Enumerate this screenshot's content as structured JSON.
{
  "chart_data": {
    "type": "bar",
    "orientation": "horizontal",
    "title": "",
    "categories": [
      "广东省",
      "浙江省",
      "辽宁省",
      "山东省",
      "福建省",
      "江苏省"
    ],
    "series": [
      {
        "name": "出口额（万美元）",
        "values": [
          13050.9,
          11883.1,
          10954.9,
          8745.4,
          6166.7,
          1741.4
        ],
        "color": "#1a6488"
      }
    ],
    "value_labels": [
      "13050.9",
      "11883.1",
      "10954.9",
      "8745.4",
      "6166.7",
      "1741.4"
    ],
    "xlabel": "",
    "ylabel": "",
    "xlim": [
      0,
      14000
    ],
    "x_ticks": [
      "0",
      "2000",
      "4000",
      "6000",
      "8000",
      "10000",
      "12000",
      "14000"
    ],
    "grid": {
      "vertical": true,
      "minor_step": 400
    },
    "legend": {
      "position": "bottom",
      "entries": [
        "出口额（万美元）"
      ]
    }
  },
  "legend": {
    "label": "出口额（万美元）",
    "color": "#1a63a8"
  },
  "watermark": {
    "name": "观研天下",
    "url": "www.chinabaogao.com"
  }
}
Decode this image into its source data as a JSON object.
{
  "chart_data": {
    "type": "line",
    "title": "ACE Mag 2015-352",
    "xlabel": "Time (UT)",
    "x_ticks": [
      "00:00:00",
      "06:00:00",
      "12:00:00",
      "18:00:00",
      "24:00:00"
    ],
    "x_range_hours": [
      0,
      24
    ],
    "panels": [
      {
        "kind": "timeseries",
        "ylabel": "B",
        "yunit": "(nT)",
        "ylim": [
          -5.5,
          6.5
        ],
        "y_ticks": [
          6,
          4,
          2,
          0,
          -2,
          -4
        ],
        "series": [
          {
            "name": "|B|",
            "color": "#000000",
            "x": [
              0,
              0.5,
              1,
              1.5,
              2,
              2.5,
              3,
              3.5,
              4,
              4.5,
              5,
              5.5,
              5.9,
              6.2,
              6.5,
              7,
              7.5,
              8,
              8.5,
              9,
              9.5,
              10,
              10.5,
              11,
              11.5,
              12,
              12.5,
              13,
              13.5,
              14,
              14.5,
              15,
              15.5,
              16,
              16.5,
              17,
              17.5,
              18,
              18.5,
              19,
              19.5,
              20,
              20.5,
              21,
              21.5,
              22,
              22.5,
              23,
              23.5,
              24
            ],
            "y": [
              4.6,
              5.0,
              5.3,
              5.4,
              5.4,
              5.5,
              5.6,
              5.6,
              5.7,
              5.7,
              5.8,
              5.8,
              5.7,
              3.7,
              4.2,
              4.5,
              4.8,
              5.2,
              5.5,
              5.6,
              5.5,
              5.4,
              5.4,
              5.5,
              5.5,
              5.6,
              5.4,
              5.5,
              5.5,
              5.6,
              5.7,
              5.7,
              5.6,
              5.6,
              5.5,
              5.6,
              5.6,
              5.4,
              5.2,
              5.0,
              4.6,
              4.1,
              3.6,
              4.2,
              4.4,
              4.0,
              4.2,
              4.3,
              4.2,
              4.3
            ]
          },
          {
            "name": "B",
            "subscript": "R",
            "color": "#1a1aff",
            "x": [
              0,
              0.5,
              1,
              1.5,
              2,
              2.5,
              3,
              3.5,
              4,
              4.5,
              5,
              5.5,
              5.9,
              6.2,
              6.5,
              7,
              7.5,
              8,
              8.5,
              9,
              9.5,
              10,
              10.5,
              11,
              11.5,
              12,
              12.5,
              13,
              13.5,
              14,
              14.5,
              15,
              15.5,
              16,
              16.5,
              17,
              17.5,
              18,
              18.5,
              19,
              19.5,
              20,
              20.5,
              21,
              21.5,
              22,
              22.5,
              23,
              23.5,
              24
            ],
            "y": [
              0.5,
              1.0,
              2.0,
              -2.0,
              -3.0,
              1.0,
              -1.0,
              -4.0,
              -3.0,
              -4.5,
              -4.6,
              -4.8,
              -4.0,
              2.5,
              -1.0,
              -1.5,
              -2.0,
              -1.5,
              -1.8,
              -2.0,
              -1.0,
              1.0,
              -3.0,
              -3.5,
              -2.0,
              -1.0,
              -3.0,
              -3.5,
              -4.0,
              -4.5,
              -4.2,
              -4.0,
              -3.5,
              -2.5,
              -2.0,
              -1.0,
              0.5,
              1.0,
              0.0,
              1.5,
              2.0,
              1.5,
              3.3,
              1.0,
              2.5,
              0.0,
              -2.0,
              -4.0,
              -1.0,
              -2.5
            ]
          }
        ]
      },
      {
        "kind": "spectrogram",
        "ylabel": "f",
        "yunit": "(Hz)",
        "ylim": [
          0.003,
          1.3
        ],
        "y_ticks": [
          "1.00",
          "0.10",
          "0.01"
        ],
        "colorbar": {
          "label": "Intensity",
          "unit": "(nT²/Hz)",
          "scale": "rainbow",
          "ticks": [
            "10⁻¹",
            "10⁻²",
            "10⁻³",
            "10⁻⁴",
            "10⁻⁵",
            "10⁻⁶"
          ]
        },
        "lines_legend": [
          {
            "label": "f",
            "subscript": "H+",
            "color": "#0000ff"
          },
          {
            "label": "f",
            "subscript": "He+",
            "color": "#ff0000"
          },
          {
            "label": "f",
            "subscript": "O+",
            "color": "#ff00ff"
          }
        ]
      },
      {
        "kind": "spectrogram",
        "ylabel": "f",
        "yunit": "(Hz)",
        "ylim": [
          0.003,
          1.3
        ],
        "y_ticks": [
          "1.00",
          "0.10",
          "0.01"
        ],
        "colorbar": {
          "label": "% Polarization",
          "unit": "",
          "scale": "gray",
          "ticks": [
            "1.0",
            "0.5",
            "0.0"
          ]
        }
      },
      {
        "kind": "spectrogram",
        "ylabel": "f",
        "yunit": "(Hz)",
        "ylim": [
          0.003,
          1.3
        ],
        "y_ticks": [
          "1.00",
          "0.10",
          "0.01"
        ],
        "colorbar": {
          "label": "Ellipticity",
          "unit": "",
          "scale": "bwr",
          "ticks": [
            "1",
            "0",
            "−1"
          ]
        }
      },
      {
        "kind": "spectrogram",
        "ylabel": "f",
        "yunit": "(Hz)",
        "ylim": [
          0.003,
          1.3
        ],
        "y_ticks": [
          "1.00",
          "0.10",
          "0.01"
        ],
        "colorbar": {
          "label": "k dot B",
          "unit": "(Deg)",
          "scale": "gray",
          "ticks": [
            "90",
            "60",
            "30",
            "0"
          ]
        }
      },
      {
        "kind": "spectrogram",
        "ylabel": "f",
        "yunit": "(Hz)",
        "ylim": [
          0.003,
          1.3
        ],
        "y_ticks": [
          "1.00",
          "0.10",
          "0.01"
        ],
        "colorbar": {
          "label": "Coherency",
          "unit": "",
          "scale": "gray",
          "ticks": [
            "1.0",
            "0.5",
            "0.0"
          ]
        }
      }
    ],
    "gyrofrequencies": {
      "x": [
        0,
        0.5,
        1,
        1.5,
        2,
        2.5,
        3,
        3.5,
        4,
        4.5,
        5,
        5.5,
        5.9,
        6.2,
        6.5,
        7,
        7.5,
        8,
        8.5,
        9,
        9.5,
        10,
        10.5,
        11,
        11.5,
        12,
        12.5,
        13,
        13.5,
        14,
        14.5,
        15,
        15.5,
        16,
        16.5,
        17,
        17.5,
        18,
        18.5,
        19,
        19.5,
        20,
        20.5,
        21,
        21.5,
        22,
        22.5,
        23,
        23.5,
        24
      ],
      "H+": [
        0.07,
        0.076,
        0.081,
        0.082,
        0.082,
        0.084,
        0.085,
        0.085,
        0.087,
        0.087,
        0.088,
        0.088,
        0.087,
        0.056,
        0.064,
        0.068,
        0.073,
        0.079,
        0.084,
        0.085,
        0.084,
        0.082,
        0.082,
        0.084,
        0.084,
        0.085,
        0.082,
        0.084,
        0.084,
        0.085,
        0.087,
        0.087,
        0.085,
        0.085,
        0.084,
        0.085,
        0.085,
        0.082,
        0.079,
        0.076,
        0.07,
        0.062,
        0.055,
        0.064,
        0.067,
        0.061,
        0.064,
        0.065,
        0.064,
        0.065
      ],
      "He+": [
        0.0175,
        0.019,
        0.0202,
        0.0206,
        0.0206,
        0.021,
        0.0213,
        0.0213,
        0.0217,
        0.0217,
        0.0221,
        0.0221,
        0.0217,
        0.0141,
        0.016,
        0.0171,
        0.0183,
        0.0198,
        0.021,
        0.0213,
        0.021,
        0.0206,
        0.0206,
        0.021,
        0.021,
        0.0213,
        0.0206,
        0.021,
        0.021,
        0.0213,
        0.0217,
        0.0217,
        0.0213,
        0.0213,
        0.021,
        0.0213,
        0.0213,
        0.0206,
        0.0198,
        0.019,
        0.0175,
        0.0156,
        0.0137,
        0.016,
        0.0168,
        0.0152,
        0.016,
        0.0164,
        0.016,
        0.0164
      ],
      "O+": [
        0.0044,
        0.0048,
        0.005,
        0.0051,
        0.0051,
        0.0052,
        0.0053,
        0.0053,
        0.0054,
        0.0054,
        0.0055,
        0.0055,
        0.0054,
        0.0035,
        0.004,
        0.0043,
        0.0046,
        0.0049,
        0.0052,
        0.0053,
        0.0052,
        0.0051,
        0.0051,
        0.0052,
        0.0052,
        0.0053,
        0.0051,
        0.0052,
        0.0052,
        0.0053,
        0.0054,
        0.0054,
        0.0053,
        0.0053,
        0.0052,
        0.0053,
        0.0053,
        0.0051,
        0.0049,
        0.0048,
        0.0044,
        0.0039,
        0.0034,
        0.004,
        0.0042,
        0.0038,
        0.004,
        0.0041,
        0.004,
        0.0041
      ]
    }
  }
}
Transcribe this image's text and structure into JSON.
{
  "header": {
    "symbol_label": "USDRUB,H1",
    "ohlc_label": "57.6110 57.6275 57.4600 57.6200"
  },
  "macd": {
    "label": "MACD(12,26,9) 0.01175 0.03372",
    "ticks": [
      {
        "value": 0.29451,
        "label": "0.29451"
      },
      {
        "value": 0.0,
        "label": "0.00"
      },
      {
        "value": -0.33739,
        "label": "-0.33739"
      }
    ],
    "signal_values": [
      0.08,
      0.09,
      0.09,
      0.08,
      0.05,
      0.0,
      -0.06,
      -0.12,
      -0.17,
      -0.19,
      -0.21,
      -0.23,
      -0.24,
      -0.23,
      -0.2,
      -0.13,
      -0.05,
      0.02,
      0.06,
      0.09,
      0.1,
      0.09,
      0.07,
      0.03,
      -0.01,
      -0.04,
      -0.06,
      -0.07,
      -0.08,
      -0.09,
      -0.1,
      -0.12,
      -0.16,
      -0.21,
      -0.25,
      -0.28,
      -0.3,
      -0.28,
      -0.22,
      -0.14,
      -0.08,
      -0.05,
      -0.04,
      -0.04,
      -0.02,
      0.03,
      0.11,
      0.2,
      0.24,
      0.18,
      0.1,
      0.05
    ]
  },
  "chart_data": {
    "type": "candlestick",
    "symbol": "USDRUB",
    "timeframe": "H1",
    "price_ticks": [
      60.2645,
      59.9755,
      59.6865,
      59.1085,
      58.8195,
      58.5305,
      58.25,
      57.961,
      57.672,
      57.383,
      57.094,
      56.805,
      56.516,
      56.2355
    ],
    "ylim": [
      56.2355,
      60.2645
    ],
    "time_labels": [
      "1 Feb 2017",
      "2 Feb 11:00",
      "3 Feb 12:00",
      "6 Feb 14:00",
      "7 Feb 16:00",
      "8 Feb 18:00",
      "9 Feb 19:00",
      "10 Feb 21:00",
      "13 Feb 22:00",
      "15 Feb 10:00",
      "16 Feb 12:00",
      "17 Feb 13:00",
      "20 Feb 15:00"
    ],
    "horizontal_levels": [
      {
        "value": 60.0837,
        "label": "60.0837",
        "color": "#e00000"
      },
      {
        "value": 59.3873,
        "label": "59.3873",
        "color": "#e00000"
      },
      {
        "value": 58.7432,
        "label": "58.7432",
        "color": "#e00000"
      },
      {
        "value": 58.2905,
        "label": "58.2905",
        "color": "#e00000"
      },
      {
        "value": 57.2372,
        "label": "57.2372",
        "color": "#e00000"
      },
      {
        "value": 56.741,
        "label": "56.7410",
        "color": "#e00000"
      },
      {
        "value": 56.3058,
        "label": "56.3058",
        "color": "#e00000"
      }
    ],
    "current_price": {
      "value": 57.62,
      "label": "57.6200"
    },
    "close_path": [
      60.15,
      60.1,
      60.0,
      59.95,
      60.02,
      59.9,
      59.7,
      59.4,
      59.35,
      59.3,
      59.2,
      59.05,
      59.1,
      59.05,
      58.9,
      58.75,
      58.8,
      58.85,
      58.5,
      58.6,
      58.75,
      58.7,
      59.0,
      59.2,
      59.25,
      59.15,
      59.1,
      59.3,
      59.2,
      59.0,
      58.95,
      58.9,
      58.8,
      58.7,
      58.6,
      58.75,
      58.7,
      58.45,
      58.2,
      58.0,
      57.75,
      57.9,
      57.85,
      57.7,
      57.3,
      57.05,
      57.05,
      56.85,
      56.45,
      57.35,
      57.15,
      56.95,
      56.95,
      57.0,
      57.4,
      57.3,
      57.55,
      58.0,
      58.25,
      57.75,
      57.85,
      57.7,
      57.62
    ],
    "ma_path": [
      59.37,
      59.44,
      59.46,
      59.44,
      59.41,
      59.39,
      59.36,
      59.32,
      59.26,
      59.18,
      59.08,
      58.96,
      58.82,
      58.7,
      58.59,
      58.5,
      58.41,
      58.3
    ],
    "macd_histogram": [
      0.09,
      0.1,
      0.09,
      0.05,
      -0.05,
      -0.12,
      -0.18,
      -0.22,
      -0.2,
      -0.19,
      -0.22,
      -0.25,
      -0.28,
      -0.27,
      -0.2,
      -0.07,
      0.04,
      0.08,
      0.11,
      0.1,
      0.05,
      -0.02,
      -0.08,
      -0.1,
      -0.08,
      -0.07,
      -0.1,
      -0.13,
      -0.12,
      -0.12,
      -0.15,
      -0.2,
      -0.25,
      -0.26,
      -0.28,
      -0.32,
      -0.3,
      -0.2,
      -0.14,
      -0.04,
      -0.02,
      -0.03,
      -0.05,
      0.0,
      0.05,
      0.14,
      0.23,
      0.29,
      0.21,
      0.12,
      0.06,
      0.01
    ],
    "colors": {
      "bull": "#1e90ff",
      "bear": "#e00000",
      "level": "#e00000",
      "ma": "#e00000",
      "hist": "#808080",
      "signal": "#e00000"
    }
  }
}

[Required work]: Where a line above contains the string "JSON", copy that line.

[Exercise solution]:
Enumerate this screenshot's content as structured JSON.
Decode this image into its source data as a JSON object.
Transcribe this image's text and structure into JSON.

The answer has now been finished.